Saved entries:
#####
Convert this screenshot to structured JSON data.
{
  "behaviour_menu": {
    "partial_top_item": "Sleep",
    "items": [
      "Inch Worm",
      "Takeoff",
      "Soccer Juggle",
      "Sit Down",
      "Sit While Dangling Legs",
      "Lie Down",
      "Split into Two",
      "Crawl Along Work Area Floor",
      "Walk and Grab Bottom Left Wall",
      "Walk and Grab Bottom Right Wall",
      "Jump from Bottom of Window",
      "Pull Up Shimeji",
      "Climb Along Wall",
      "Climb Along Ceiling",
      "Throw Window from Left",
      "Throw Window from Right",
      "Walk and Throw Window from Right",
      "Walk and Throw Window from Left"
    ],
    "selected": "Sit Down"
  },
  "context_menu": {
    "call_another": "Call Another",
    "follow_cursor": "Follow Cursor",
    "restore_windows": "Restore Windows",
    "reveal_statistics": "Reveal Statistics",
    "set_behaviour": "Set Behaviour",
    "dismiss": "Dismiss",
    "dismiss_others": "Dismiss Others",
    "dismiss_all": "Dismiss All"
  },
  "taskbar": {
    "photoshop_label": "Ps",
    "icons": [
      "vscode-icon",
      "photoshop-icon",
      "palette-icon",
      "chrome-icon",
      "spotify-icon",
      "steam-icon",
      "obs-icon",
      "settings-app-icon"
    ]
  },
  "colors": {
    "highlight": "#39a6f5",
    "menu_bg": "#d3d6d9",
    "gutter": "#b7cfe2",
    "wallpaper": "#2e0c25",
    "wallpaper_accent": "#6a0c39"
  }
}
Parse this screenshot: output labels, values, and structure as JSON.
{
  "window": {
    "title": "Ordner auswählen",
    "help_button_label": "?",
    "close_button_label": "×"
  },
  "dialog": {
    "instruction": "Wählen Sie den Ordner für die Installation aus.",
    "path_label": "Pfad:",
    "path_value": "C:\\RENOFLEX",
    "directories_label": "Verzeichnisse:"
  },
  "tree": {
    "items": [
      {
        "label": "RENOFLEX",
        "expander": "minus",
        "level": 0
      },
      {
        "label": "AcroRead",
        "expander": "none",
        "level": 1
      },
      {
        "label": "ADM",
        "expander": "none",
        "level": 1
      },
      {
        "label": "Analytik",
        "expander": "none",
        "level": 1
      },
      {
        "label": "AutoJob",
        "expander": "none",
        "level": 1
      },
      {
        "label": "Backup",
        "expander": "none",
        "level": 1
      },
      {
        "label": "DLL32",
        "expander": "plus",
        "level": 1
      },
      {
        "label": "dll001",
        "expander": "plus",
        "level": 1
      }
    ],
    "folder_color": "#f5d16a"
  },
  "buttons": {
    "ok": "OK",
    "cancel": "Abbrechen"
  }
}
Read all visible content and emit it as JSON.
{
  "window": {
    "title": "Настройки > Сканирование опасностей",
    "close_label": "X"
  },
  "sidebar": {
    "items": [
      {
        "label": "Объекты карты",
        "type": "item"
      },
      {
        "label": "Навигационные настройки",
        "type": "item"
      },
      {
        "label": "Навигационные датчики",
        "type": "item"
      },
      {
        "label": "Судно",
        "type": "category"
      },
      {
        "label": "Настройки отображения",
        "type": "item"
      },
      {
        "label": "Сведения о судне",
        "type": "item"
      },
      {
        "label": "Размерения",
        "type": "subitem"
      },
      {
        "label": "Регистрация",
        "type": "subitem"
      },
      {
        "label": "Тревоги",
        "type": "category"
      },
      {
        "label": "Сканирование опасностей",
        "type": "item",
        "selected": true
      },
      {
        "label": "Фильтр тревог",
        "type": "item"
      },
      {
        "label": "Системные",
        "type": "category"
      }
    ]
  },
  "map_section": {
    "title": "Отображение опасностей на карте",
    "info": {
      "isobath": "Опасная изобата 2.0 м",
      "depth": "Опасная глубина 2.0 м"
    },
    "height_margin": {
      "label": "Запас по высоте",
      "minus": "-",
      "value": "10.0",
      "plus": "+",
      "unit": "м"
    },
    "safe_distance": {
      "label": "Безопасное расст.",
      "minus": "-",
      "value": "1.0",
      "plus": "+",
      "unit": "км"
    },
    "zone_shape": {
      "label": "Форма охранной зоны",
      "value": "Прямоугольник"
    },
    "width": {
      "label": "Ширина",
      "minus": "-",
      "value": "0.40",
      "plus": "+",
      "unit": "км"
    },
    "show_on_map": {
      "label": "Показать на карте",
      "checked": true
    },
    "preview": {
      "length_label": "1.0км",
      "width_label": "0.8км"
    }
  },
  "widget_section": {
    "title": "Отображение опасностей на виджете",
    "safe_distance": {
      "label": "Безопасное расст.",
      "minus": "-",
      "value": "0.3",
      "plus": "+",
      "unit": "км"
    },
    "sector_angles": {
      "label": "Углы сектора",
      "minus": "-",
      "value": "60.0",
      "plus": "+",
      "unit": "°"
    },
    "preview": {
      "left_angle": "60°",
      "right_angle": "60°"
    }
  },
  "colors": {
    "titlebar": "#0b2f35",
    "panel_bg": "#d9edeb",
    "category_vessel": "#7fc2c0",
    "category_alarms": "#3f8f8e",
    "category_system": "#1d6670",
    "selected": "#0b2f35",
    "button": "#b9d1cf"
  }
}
#####
**Task prompt:** Output all of the data again, exactly.

**Completed task:**
Convert this screenshot to structured JSON data.
{
  "behaviour_menu": {
    "partial_top_item": "Sleep",
    "items": [
      "Inch Worm",
      "Takeoff",
      "Soccer Juggle",
      "Sit Down",
      "Sit While Dangling Legs",
      "Lie Down",
      "Split into Two",
      "Crawl Along Work Area Floor",
      "Walk and Grab Bottom Left Wall",
      "Walk and Grab Bottom Right Wall",
      "Jump from Bottom of Window",
      "Pull Up Shimeji",
      "Climb Along Wall",
      "Climb Along Ceiling",
      "Throw Window from Left",
      "Throw Window from Right",
      "Walk and Throw Window from Right",
      "Walk and Throw Window from Left"
    ],
    "selected": "Sit Down"
  },
  "context_menu": {
    "call_another": "Call Another",
    "follow_cursor": "Follow Cursor",
    "restore_windows": "Restore Windows",
    "reveal_statistics": "Reveal Statistics",
    "set_behaviour": "Set Behaviour",
    "dismiss": "Dismiss",
    "dismiss_others": "Dismiss Others",
    "dismiss_all": "Dismiss All"
  },
  "taskbar": {
    "photoshop_label": "Ps",
    "icons": [
      "vscode-icon",
      "photoshop-icon",
      "palette-icon",
      "chrome-icon",
      "spotify-icon",
      "steam-icon",
      "obs-icon",
      "settings-app-icon"
    ]
  },
  "colors": {
    "highlight": "#39a6f5",
    "menu_bg": "#d3d6d9",
    "gutter": "#b7cfe2",
    "wallpaper": "#2e0c25",
    "wallpaper_accent": "#6a0c39"
  }
}
Parse this screenshot: output labels, values, and structure as JSON.
{
  "window": {
    "title": "Ordner auswählen",
    "help_button_label": "?",
    "close_button_label": "×"
  },
  "dialog": {
    "instruction": "Wählen Sie den Ordner für die Installation aus.",
    "path_label": "Pfad:",
    "path_value": "C:\\RENOFLEX",
    "directories_label": "Verzeichnisse:"
  },
  "tree": {
    "items": [
      {
        "label": "RENOFLEX",
        "expander": "minus",
        "level": 0
      },
      {
        "label": "AcroRead",
        "expander": "none",
        "level": 1
      },
      {
        "label": "ADM",
        "expander": "none",
        "level": 1
      },
      {
        "label": "Analytik",
        "expander": "none",
        "level": 1
      },
      {
        "label": "AutoJob",
        "expander": "none",
        "level": 1
      },
      {
        "label": "Backup",
        "expander": "none",
        "level": 1
      },
      {
        "label": "DLL32",
        "expander": "plus",
        "level": 1
      },
      {
        "label": "dll001",
        "expander": "plus",
        "level": 1
      }
    ],
    "folder_color": "#f5d16a"
  },
  "buttons": {
    "ok": "OK",
    "cancel": "Abbrechen"
  }
}
Read all visible content and emit it as JSON.
{
  "window": {
    "title": "Настройки > Сканирование опасностей",
    "close_label": "X"
  },
  "sidebar": {
    "items": [
      {
        "label": "Объекты карты",
        "type": "item"
      },
      {
        "label": "Навигационные настройки",
        "type": "item"
      },
      {
        "label": "Навигационные датчики",
        "type": "item"
      },
      {
        "label": "Судно",
        "type": "category"
      },
      {
        "label": "Настройки отображения",
        "type": "item"
      },
      {
        "label": "Сведения о судне",
        "type": "item"
      },
      {
        "label": "Размерения",
        "type": "subitem"
      },
      {
        "label": "Регистрация",
        "type": "subitem"
      },
      {
        "label": "Тревоги",
        "type": "category"
      },
      {
        "label": "Сканирование опасностей",
        "type": "item",
        "selected": true
      },
      {
        "label": "Фильтр тревог",
        "type": "item"
      },
      {
        "label": "Системные",
        "type": "category"
      }
    ]
  },
  "map_section": {
    "title": "Отображение опасностей на карте",
    "info": {
      "isobath": "Опасная изобата 2.0 м",
      "depth": "Опасная глубина 2.0 м"
    },
    "height_margin": {
      "label": "Запас по высоте",
      "minus": "-",
      "value": "10.0",
      "plus": "+",
      "unit": "м"
    },
    "safe_distance": {
      "label": "Безопасное расст.",
      "minus": "-",
      "value": "1.0",
      "plus": "+",
      "unit": "км"
    },
    "zone_shape": {
      "label": "Форма охранной зоны",
      "value": "Прямоугольник"
    },
    "width": {
      "label": "Ширина",
      "minus": "-",
      "value": "0.40",
      "plus": "+",
      "unit": "км"
    },
    "show_on_map": {
      "label": "Показать на карте",
      "checked": true
    },
    "preview": {
      "length_label": "1.0км",
      "width_label": "0.8км"
    }
  },
  "widget_section": {
    "title": "Отображение опасностей на виджете",
    "safe_distance": {
      "label": "Безопасное расст.",
      "minus": "-",
      "value": "0.3",
      "plus": "+",
      "unit": "км"
    },
    "sector_angles": {
      "label": "Углы сектора",
      "minus": "-",
      "value": "60.0",
      "plus": "+",
      "unit": "°"
    },
    "preview": {
      "left_angle": "60°",
      "right_angle": "60°"
    }
  },
  "colors": {
    "titlebar": "#0b2f35",
    "panel_bg": "#d9edeb",
    "category_vessel": "#7fc2c0",
    "category_alarms": "#3f8f8e",
    "category_system": "#1d6670",
    "selected": "#0b2f35",
    "button": "#b9d1cf"
  }
}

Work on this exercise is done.